**Work instructions**
Gather each line of the entries below that includes "экспортные".

_ _ _ _ _ _ _

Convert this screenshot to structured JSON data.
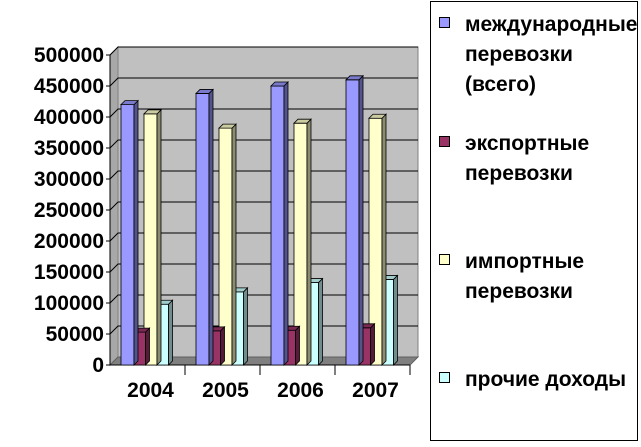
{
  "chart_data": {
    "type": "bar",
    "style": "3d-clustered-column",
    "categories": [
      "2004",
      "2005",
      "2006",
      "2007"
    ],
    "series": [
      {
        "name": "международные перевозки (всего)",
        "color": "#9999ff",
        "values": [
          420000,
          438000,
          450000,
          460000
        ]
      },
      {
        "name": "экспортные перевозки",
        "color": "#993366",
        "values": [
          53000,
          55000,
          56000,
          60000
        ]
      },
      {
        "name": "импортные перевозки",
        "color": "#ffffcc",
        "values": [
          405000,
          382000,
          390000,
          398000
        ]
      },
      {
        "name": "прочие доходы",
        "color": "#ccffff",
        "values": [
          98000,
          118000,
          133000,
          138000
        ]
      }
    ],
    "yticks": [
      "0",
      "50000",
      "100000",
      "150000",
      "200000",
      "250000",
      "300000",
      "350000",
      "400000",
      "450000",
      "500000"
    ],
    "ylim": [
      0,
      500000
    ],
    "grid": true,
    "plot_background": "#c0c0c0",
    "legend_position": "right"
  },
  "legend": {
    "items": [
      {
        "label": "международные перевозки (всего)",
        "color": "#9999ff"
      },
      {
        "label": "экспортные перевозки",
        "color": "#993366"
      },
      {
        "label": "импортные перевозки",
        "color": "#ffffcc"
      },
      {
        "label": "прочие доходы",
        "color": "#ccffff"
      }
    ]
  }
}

_ _ _ _ _ _ _

**Result below**
        "name": "экспортные перевозки",
        "label": "экспортные перевозки",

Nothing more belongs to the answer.